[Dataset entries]
==*==

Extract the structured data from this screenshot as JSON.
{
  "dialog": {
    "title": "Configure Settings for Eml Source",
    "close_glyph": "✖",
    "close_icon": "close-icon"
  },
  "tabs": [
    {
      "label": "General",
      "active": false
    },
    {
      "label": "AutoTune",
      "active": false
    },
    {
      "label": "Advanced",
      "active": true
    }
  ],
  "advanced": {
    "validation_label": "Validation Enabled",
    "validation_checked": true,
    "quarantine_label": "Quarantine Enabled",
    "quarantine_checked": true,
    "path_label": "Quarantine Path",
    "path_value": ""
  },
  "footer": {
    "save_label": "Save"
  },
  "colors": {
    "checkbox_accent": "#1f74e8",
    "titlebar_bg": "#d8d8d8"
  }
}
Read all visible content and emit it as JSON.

==*==

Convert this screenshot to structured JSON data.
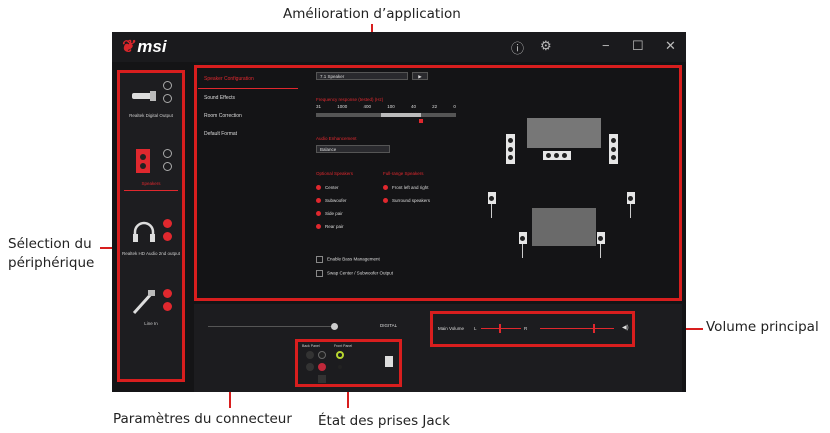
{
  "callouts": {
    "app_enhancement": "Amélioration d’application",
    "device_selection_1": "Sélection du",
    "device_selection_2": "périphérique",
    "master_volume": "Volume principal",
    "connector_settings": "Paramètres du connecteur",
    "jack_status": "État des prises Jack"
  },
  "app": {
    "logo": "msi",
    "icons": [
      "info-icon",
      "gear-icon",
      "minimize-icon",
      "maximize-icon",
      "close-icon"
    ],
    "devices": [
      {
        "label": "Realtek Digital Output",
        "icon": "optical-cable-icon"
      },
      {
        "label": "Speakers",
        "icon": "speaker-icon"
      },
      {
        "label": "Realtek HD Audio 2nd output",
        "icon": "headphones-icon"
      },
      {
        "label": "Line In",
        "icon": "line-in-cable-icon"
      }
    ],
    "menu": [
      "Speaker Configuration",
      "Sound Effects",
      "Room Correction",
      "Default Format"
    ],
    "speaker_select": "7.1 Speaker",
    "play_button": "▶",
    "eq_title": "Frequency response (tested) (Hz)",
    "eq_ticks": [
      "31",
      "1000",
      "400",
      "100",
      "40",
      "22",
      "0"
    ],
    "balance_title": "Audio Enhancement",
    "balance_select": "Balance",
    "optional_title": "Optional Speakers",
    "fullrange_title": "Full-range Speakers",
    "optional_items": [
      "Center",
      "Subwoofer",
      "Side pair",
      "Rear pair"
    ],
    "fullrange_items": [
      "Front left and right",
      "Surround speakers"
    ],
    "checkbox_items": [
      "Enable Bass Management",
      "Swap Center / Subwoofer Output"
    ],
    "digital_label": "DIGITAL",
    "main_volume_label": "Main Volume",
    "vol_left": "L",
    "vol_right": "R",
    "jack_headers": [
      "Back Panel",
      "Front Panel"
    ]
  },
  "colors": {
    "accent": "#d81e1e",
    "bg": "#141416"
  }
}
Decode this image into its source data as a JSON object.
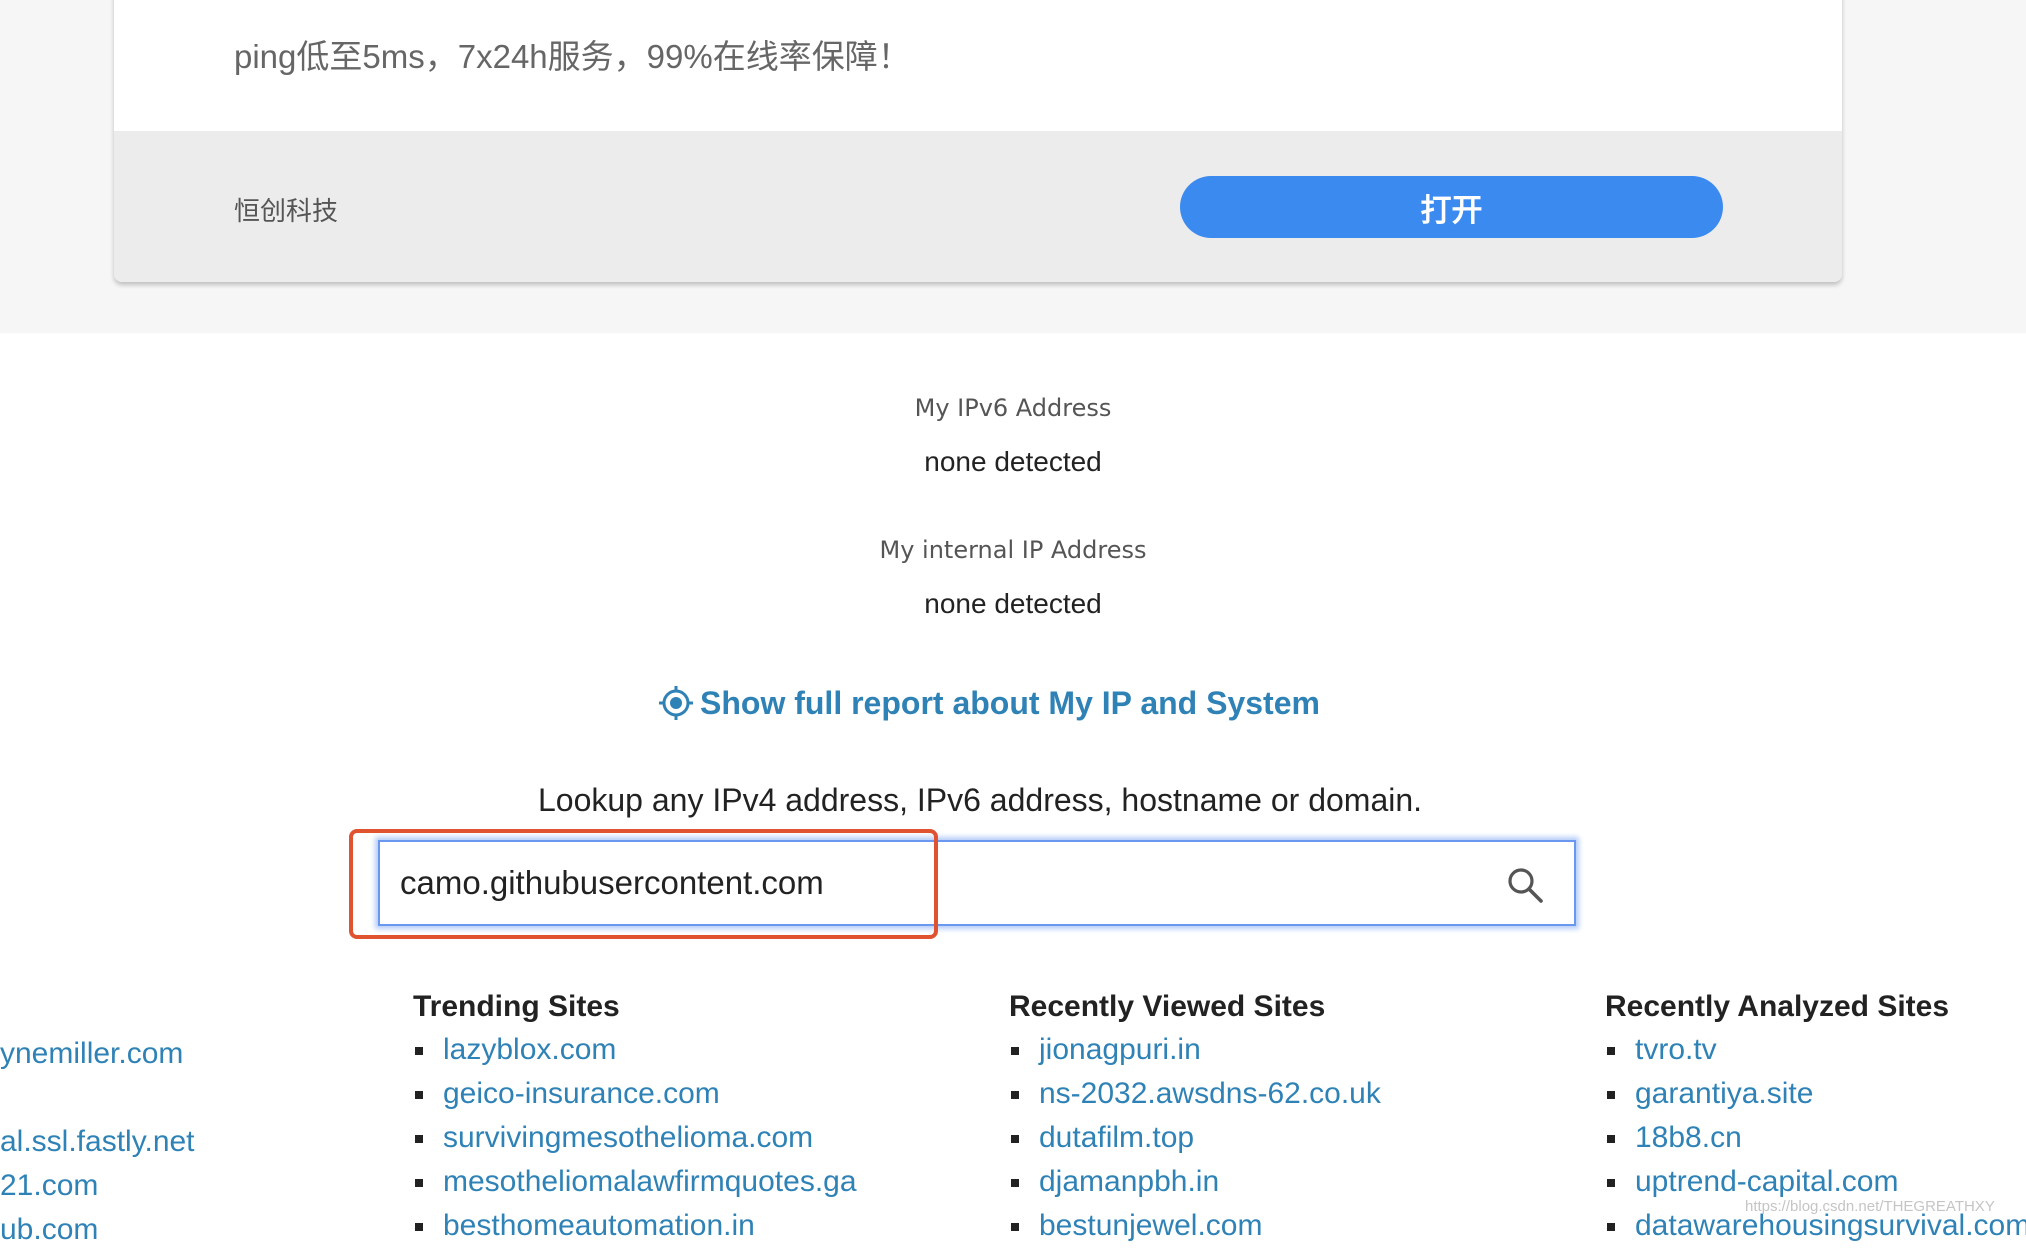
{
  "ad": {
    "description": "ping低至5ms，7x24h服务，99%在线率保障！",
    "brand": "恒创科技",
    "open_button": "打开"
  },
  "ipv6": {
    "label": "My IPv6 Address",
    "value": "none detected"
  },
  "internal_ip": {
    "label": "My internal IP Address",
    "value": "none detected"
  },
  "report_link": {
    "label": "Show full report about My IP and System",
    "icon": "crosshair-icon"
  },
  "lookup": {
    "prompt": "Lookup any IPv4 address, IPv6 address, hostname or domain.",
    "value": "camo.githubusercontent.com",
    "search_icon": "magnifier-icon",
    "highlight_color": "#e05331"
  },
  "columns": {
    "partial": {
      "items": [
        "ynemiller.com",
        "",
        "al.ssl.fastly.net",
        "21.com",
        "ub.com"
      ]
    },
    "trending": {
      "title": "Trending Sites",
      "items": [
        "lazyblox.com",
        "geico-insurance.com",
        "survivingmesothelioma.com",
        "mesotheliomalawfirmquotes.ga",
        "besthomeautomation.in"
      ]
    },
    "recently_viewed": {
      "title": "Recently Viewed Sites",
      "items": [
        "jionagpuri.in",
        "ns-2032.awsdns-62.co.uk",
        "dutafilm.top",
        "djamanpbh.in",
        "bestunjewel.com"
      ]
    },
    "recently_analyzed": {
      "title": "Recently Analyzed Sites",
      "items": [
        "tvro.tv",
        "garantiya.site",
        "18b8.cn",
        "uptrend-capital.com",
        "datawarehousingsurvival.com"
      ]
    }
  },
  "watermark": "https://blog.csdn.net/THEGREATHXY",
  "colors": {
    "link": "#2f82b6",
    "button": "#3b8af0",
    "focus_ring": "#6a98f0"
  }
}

==*==

-- DIRECTIONS --
Using the entries above, extract exactly the span from the line with "Extract the structured" to the line with "Read all visible content and emit it as JSON.", both lines included; leave out everything else.

-- FINAL RESULT --
Extract the structured data from this screenshot as JSON.
{
  "dialog": {
    "title": "Configure Settings for Eml Source",
    "close_glyph": "✖",
    "close_icon": "close-icon"
  },
  "tabs": [
    {
      "label": "General",
      "active": false
    },
    {
      "label": "AutoTune",
      "active": false
    },
    {
      "label": "Advanced",
      "active": true
    }
  ],
  "advanced": {
    "validation_label": "Validation Enabled",
    "validation_checked": true,
    "quarantine_label": "Quarantine Enabled",
    "quarantine_checked": true,
    "path_label": "Quarantine Path",
    "path_value": ""
  },
  "footer": {
    "save_label": "Save"
  },
  "colors": {
    "checkbox_accent": "#1f74e8",
    "titlebar_bg": "#d8d8d8"
  }
}
Read all visible content and emit it as JSON.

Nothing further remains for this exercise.